= Stored data =

^^^^^^^^^^^^^^^^

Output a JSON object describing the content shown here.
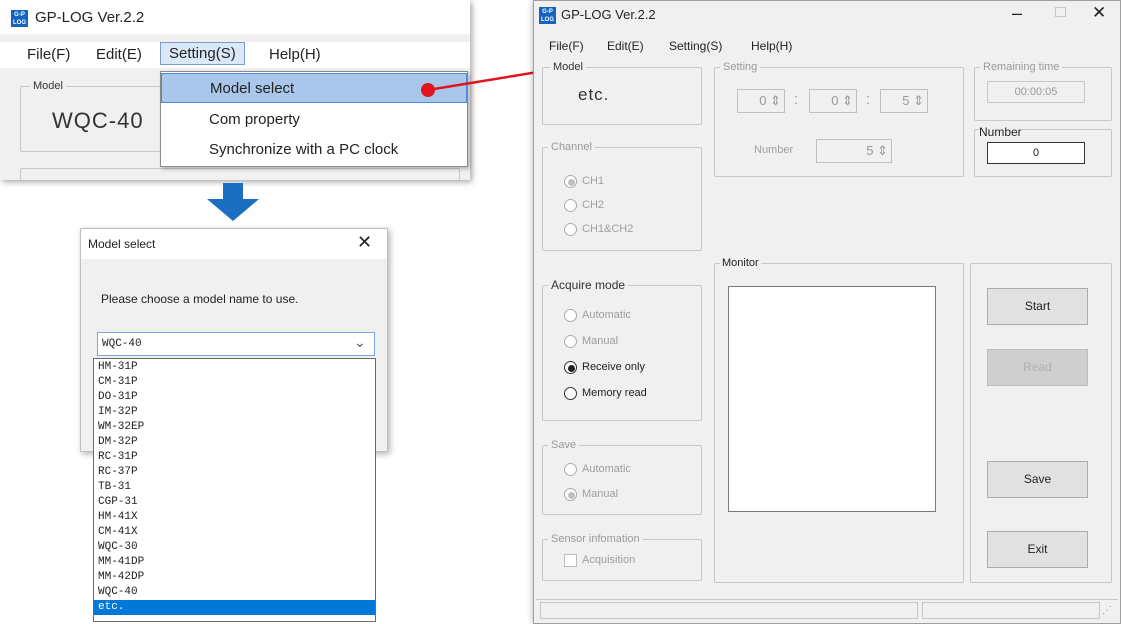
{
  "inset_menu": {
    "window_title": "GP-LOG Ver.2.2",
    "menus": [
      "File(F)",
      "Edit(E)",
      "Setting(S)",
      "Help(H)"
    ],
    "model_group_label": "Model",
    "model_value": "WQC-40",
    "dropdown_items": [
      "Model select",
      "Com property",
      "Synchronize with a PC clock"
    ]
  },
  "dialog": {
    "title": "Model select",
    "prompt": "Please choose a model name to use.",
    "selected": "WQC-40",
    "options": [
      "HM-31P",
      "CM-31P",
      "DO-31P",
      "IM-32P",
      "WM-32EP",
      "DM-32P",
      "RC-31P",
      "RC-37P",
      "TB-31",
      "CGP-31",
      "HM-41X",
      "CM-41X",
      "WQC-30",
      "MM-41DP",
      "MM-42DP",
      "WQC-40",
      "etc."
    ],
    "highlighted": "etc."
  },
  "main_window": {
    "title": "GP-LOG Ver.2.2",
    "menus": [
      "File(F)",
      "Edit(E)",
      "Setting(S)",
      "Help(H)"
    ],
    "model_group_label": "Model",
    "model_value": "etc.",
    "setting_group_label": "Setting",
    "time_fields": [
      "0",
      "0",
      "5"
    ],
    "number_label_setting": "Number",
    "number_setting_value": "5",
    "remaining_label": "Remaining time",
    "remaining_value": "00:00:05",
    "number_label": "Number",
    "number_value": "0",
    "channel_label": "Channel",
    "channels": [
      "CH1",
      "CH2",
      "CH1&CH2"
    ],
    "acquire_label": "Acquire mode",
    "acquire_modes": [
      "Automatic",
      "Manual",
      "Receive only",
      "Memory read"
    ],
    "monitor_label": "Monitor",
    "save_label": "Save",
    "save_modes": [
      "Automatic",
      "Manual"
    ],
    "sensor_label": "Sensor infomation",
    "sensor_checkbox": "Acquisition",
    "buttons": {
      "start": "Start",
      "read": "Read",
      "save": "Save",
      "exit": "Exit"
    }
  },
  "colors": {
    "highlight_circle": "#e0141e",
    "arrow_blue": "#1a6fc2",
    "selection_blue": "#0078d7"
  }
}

^^^^^^^^^^^^^^^^

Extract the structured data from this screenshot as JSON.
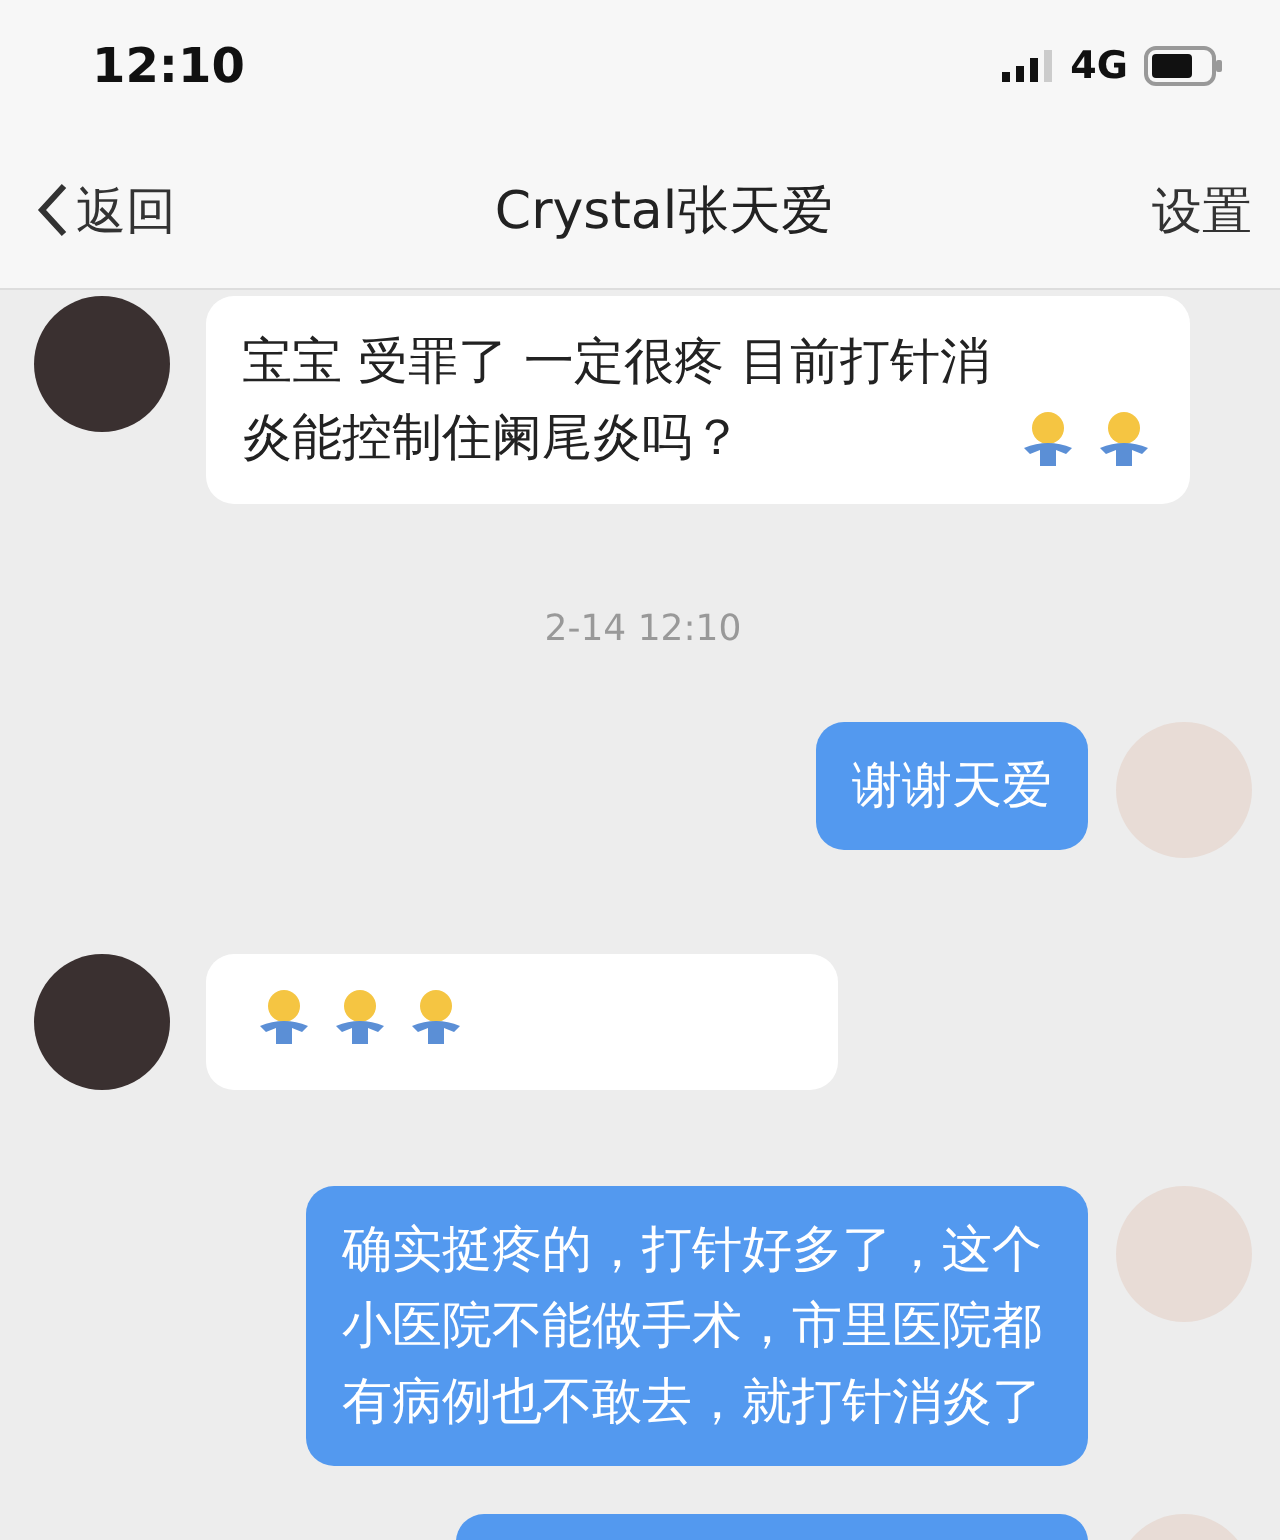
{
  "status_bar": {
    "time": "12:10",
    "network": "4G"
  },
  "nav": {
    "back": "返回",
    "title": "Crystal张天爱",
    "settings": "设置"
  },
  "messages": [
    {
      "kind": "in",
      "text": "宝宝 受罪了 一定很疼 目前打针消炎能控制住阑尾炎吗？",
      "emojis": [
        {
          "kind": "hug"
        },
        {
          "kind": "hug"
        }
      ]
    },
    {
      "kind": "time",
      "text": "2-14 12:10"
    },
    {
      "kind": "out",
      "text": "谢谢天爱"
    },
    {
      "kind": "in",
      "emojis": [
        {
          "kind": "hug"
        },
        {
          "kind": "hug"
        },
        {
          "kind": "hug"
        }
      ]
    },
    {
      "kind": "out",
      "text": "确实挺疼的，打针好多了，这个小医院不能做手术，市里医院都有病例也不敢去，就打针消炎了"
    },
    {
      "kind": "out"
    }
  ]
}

^^^^^^^^^^^^^^^^

= Task description =
Find each line in the records holding the string "JSON" and show it.

= Result of the exercise =
Output a JSON object describing the content shown here.
Extract the structured data from this screenshot as JSON.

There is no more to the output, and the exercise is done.